-- start --

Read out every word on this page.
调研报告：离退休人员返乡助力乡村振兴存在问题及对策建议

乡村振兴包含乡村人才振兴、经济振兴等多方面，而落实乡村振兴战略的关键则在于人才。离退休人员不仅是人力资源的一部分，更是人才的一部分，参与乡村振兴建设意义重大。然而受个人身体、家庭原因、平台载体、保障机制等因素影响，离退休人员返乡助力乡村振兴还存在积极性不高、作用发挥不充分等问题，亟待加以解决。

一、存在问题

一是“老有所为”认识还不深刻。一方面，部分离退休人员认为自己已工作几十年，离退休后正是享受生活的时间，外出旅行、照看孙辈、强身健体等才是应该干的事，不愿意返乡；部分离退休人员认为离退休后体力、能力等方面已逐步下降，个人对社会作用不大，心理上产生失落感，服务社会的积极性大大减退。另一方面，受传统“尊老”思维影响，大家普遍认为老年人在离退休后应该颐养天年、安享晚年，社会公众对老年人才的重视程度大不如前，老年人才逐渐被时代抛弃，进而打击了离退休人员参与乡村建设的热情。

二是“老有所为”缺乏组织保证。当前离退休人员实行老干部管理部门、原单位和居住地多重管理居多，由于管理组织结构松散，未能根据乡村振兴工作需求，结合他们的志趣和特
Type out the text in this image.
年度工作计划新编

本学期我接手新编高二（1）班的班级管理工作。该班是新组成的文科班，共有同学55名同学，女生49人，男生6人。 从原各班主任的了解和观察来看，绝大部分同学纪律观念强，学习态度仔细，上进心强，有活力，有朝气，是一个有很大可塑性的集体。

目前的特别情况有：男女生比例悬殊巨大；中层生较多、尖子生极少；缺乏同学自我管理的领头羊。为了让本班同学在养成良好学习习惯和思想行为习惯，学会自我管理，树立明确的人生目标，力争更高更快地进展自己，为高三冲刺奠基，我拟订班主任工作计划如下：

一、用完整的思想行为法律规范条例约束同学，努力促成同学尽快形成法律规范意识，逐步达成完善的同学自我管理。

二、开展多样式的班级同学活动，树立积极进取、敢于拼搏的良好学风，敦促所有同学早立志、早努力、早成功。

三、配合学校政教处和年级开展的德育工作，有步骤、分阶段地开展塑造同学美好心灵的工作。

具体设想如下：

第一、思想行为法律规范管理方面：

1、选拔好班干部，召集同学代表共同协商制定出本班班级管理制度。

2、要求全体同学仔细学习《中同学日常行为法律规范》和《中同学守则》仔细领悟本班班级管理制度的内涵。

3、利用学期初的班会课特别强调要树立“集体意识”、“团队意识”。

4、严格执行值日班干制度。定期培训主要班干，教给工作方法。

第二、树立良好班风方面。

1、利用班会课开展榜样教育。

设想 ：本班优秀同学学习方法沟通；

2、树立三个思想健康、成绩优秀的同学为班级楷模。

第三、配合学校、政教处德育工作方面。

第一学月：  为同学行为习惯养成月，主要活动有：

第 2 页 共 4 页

-- end --

▶ Direction
Copy each record from above exactly, and include every line.

▶ Task output
Read out every word on this page.
调研报告：离退休人员返乡助力乡村振兴存在问题及对策建议

乡村振兴包含乡村人才振兴、经济振兴等多方面，而落实乡村振兴战略的关键则在于人才。离退休人员不仅是人力资源的一部分，更是人才的一部分，参与乡村振兴建设意义重大。然而受个人身体、家庭原因、平台载体、保障机制等因素影响，离退休人员返乡助力乡村振兴还存在积极性不高、作用发挥不充分等问题，亟待加以解决。

一、存在问题

一是“老有所为”认识还不深刻。一方面，部分离退休人员认为自己已工作几十年，离退休后正是享受生活的时间，外出旅行、照看孙辈、强身健体等才是应该干的事，不愿意返乡；部分离退休人员认为离退休后体力、能力等方面已逐步下降，个人对社会作用不大，心理上产生失落感，服务社会的积极性大大减退。另一方面，受传统“尊老”思维影响，大家普遍认为老年人在离退休后应该颐养天年、安享晚年，社会公众对老年人才的重视程度大不如前，老年人才逐渐被时代抛弃，进而打击了离退休人员参与乡村建设的热情。

二是“老有所为”缺乏组织保证。当前离退休人员实行老干部管理部门、原单位和居住地多重管理居多，由于管理组织结构松散，未能根据乡村振兴工作需求，结合他们的志趣和特
Type out the text in this image.
年度工作计划新编

本学期我接手新编高二（1）班的班级管理工作。该班是新组成的文科班，共有同学55名同学，女生49人，男生6人。 从原各班主任的了解和观察来看，绝大部分同学纪律观念强，学习态度仔细，上进心强，有活力，有朝气，是一个有很大可塑性的集体。

目前的特别情况有：男女生比例悬殊巨大；中层生较多、尖子生极少；缺乏同学自我管理的领头羊。为了让本班同学在养成良好学习习惯和思想行为习惯，学会自我管理，树立明确的人生目标，力争更高更快地进展自己，为高三冲刺奠基，我拟订班主任工作计划如下：

一、用完整的思想行为法律规范条例约束同学，努力促成同学尽快形成法律规范意识，逐步达成完善的同学自我管理。

二、开展多样式的班级同学活动，树立积极进取、敢于拼搏的良好学风，敦促所有同学早立志、早努力、早成功。

三、配合学校政教处和年级开展的德育工作，有步骤、分阶段地开展塑造同学美好心灵的工作。

具体设想如下：

第一、思想行为法律规范管理方面：

1、选拔好班干部，召集同学代表共同协商制定出本班班级管理制度。

2、要求全体同学仔细学习《中同学日常行为法律规范》和《中同学守则》仔细领悟本班班级管理制度的内涵。

3、利用学期初的班会课特别强调要树立“集体意识”、“团队意识”。

4、严格执行值日班干制度。定期培训主要班干，教给工作方法。

第二、树立良好班风方面。

1、利用班会课开展榜样教育。

设想 ：本班优秀同学学习方法沟通；

2、树立三个思想健康、成绩优秀的同学为班级楷模。

第三、配合学校、政教处德育工作方面。

第一学月：  为同学行为习惯养成月，主要活动有：

第 2 页 共 4 页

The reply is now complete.